═════ TEXT SHOWN ═════
But the hosts are just as interested in the personal stories of their guests: how a graduate student who studies insects overcame her childhood fear of them, how a homeland history of malnutrition inspired a career in food science, how a couple of physicists maintain their marriage from a distance.
When they’re not interviewing guests, Bosley, a science historian and assistant director for education and outreach at Nebraska’s Materials Research Science and Engineering Center, and Nordell, a quantum physics expert and lab manager with the university’s Extreme Light Laboratory, like discussing topics awash in misconception, myth or mystery. What’s a theory, and what is it not? What does “intelligence” actually mean? Why is diversity essential to good science?
Nebraska Today recently sat down with the Husker alumni to talk about their “mom-and-pop” podcast, the thin line between loving and hating science, and Nordell’s big laser.
How would you describe the overall ethos of the podcast? How do you settle on episode guests and topics?
Bosley: One of the things we say a lot is, “Science is for everyone.” And that was not a tagline that we came up with at the outset. It was just something we found ourselves saying. We definitely want people to understand the content of what we’re talking about. But way more important than that is helping them understand that scientists are people, too.
I feel like a lot of the most fun, fascinating, hilarious people that I know are scientists. And I don’t think that people who don’t hang out with scientists on a regular basis really know that or even could imagine it. So it was like, “I have all these cool friends who are scientists, and we have all these cool conversations, but I wish other people could kind of be in on those.” In fact, a lot of our first guests were friends of ours already. We were like, “Hey, this literally is science with friends. Come here, friend, and we’ll have a talk about science.”
Nordell: A lot of times we have a list of things we want to discuss on the show, and we usually stick to that. But sometimes we realize that there’s a calendar event (coming up), so we try to find people who study that (topic). Or, you know, “It’s Nicolas Cage Week,” so we have to find ways to talk about Nicolas Cage.
Bosley: Is there a Nicolas Cage Week? If not, we should start one.
Speaking of Nicolas Cage: He’s found himself the subject of several Science! with Friends conversations, especially in your episode on causality. As podcast hosts, you clearly try not to take yourselves too seriously. Was that a conscious decision? Did it come naturally? Both?
Bosley: There was never going to be any other way that Brad and I were going to have a conversation, other than to not take ourselves too seriously. It’s very sort of irreverent and conversational. And we take lots of twists and turns in our conversations. When we were interviewing Lisa Poppe, who recently defended her Ph.D. in virology, somehow we ended up in a whole discussion of which Harry Potter book was the best. … I think those freewheeling kinds of conversations are key to our ethos, if you will.
═════ SUPPLIED DATA ═════
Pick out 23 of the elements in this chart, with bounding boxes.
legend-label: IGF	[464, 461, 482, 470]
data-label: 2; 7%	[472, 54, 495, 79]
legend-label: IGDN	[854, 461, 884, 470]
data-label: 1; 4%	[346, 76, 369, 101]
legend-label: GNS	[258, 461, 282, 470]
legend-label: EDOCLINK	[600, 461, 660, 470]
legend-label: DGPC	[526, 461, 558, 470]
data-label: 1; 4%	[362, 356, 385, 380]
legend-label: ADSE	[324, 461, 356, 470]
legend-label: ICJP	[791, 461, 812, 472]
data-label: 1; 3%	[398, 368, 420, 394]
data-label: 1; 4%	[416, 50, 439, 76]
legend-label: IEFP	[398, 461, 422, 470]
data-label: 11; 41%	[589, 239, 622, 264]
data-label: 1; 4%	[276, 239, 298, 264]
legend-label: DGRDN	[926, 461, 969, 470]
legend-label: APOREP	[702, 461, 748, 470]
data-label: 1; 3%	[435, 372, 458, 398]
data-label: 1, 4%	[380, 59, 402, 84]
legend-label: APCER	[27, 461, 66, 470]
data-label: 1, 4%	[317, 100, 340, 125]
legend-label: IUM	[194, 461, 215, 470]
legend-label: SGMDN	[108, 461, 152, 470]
═════
→ **EXERCISE BRIEF**
Answer these from the podcast interview:
1. Nordell manages which lab?
2. What phrase does Bosley say the hosts use a lot?
3. The interview with Lisa Poppe turned into a discussion of which book series?

→ **TASK RESULT**
1. The university's Extreme Light Laboratory
2. "Science is for everyone."
3. Harry Potter